§ AIM:
Return every line of the entries below as a JSON list of strings, one string per line, leaving out blank lines.

§ ENTRIES SHOWN:
---*---

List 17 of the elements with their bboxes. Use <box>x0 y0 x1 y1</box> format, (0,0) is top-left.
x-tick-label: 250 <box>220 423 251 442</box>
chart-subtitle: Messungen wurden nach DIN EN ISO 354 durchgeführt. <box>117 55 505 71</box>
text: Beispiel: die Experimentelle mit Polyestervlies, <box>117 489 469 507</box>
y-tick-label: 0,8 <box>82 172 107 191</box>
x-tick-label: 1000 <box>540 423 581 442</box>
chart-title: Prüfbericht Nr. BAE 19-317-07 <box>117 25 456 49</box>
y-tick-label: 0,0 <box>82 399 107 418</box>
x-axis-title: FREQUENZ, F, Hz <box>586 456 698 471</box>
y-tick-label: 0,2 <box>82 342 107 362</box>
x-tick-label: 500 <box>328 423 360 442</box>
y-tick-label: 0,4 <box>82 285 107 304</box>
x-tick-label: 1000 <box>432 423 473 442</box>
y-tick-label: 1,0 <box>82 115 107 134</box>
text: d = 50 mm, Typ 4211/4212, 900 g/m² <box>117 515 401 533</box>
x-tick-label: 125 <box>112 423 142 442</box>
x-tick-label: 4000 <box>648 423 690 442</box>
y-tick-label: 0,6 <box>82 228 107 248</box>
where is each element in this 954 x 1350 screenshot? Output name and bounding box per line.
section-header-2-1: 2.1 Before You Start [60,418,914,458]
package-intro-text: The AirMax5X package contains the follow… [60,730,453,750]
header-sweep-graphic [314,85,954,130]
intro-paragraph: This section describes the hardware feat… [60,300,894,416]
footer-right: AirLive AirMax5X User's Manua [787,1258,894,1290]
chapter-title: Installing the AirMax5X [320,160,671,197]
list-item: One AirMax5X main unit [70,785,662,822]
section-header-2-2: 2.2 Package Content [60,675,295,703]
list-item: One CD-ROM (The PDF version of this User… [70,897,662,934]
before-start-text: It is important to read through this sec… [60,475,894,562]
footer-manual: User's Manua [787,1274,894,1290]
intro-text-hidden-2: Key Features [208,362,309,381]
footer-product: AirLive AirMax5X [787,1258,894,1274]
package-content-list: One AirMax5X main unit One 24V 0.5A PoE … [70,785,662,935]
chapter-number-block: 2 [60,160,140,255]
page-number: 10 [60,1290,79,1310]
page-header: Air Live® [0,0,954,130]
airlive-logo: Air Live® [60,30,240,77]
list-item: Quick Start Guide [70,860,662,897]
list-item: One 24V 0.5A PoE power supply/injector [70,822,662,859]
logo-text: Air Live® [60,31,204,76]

---*---

§ RIGHT ANSWER:
[
  "List 17 of the elements with their bboxes. Use <box>x0 y0 x1 y1</box> format, (0,0) is top-left.",
  "x-tick-label: 250 <box>220 423 251 442</box>",
  "chart-subtitle: Messungen wurden nach DIN EN ISO 354 durchgeführt. <box>117 55 505 71</box>",
  "text: Beispiel: die Experimentelle mit Polyestervlies, <box>117 489 469 507</box>",
  "y-tick-label: 0,8 <box>82 172 107 191</box>",
  "x-tick-label: 1000 <box>540 423 581 442</box>",
  "chart-title: Prüfbericht Nr. BAE 19-317-07 <box>117 25 456 49</box>",
  "y-tick-label: 0,0 <box>82 399 107 418</box>",
  "x-axis-title: FREQUENZ, F, Hz <box>586 456 698 471</box>",
  "y-tick-label: 0,2 <box>82 342 107 362</box>",
  "x-tick-label: 500 <box>328 423 360 442</box>",
  "y-tick-label: 0,4 <box>82 285 107 304</box>",
  "x-tick-label: 1000 <box>432 423 473 442</box>",
  "y-tick-label: 1,0 <box>82 115 107 134</box>",
  "text: d = 50 mm, Typ 4211/4212, 900 g/m² <box>117 515 401 533</box>",
  "x-tick-label: 125 <box>112 423 142 442</box>",
  "x-tick-label: 4000 <box>648 423 690 442</box>",
  "y-tick-label: 0,6 <box>82 228 107 248</box>",
  "where is each element in this 954 x 1350 screenshot? Output name and bounding box per line.",
  "section-header-2-1: 2.1 Before You Start [60,418,914,458]",
  "package-intro-text: The AirMax5X package contains the follow… [60,730,453,750]",
  "header-sweep-graphic [314,85,954,130]",
  "intro-paragraph: This section describes the hardware feat… [60,300,894,416]",
  "footer-right: AirLive AirMax5X User's Manua [787,1258,894,1290]",
  "chapter-title: Installing the AirMax5X [320,160,671,197]",
  "list-item: One AirMax5X main unit [70,785,662,822]",
  "section-header-2-2: 2.2 Package Content [60,675,295,703]",
  "list-item: One CD-ROM (The PDF version of this User… [70,897,662,934]",
  "before-start-text: It is important to read through this sec… [60,475,894,562]",
  "footer-manual: User's Manua [787,1274,894,1290]",
  "intro-text-hidden-2: Key Features [208,362,309,381]",
  "footer-product: AirLive AirMax5X [787,1258,894,1274]",
  "package-content-list: One AirMax5X main unit One 24V 0.5A PoE … [70,785,662,935]",
  "chapter-number-block: 2 [60,160,140,255]",
  "page-number: 10 [60,1290,79,1310]",
  "page-header: Air Live® [0,0,954,130]",
  "airlive-logo: Air Live® [60,30,240,77]",
  "list-item: Quick Start Guide [70,860,662,897]",
  "list-item: One 24V 0.5A PoE power supply/injector [70,822,662,859]",
  "logo-text: Air Live® [60,31,204,76]"
]